━━ RECORDS SHOWN ━━
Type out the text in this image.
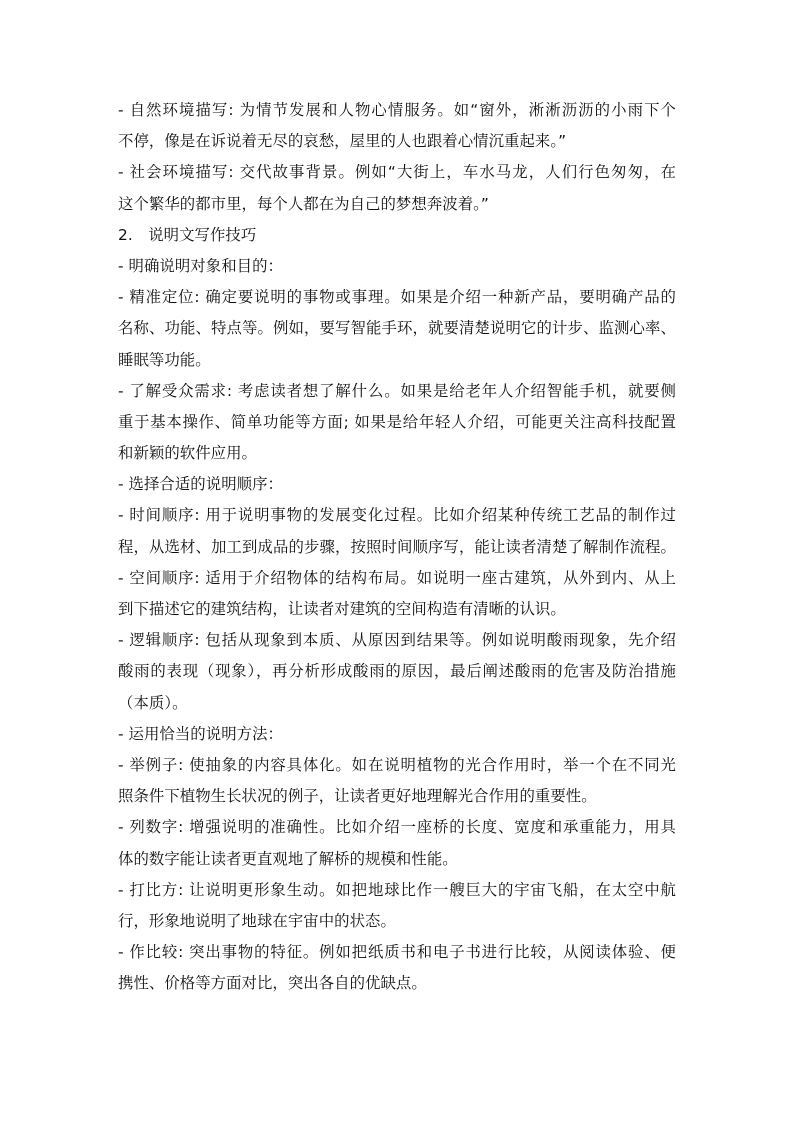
- 自然环境描写: 为情节发展和人物心情服务。如“窗外，淅淅沥沥的小雨下个
不停，像是在诉说着无尽的哀愁，屋里的人也跟着心情沉重起来。”
- 社会环境描写: 交代故事背景。例如“大街上，车水马龙，人们行色匆匆，在
这个繁华的都市里，每个人都在为自己的梦想奔波着。”
2.　说明文写作技巧
- 明确说明对象和目的：
- 精准定位: 确定要说明的事物或事理。如果是介绍一种新产品，要明确产品的
名称、功能、特点等。例如，要写智能手环，就要清楚说明它的计步、监测心率、
睡眠等功能。
- 了解受众需求: 考虑读者想了解什么。如果是给老年人介绍智能手机，就要侧
重于基本操作、简单功能等方面; 如果是给年轻人介绍，可能更关注高科技配置
和新颖的软件应用。
- 选择合适的说明顺序：
- 时间顺序: 用于说明事物的发展变化过程。比如介绍某种传统工艺品的制作过
程，从选材、加工到成品的步骤，按照时间顺序写，能让读者清楚了解制作流程。
- 空间顺序: 适用于介绍物体的结构布局。如说明一座古建筑，从外到内、从上
到下描述它的建筑结构，让读者对建筑的空间构造有清晰的认识。
- 逻辑顺序: 包括从现象到本质、从原因到结果等。例如说明酸雨现象，先介绍
酸雨的表现（现象），再分析形成酸雨的原因，最后阐述酸雨的危害及防治措施
（本质）。
- 运用恰当的说明方法：
- 举例子: 使抽象的内容具体化。如在说明植物的光合作用时，举一个在不同光
照条件下植物生长状况的例子，让读者更好地理解光合作用的重要性。
- 列数字: 增强说明的准确性。比如介绍一座桥的长度、宽度和承重能力，用具
体的数字能让读者更直观地了解桥的规模和性能。
- 打比方: 让说明更形象生动。如把地球比作一艘巨大的宇宙飞船，在太空中航
行，形象地说明了地球在宇宙中的状态。
- 作比较: 突出事物的特征。例如把纸质书和电子书进行比较，从阅读体验、便
携性、价格等方面对比，突出各自的优缺点。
━━━
→ WHAT TO WORK ON: Give the data above again in full and unchanged, skipping the pictures.

→ FINISHED TASK:
Type out the text in this image.
- 自然环境描写: 为情节发展和人物心情服务。如“窗外，淅淅沥沥的小雨下个
不停，像是在诉说着无尽的哀愁，屋里的人也跟着心情沉重起来。”
- 社会环境描写: 交代故事背景。例如“大街上，车水马龙，人们行色匆匆，在
这个繁华的都市里，每个人都在为自己的梦想奔波着。”
2.　说明文写作技巧
- 明确说明对象和目的：
- 精准定位: 确定要说明的事物或事理。如果是介绍一种新产品，要明确产品的
名称、功能、特点等。例如，要写智能手环，就要清楚说明它的计步、监测心率、
睡眠等功能。
- 了解受众需求: 考虑读者想了解什么。如果是给老年人介绍智能手机，就要侧
重于基本操作、简单功能等方面; 如果是给年轻人介绍，可能更关注高科技配置
和新颖的软件应用。
- 选择合适的说明顺序：
- 时间顺序: 用于说明事物的发展变化过程。比如介绍某种传统工艺品的制作过
程，从选材、加工到成品的步骤，按照时间顺序写，能让读者清楚了解制作流程。
- 空间顺序: 适用于介绍物体的结构布局。如说明一座古建筑，从外到内、从上
到下描述它的建筑结构，让读者对建筑的空间构造有清晰的认识。
- 逻辑顺序: 包括从现象到本质、从原因到结果等。例如说明酸雨现象，先介绍
酸雨的表现（现象），再分析形成酸雨的原因，最后阐述酸雨的危害及防治措施
（本质）。
- 运用恰当的说明方法：
- 举例子: 使抽象的内容具体化。如在说明植物的光合作用时，举一个在不同光
照条件下植物生长状况的例子，让读者更好地理解光合作用的重要性。
- 列数字: 增强说明的准确性。比如介绍一座桥的长度、宽度和承重能力，用具
体的数字能让读者更直观地了解桥的规模和性能。
- 打比方: 让说明更形象生动。如把地球比作一艘巨大的宇宙飞船，在太空中航
行，形象地说明了地球在宇宙中的状态。
- 作比较: 突出事物的特征。例如把纸质书和电子书进行比较，从阅读体验、便
携性、价格等方面对比，突出各自的优缺点。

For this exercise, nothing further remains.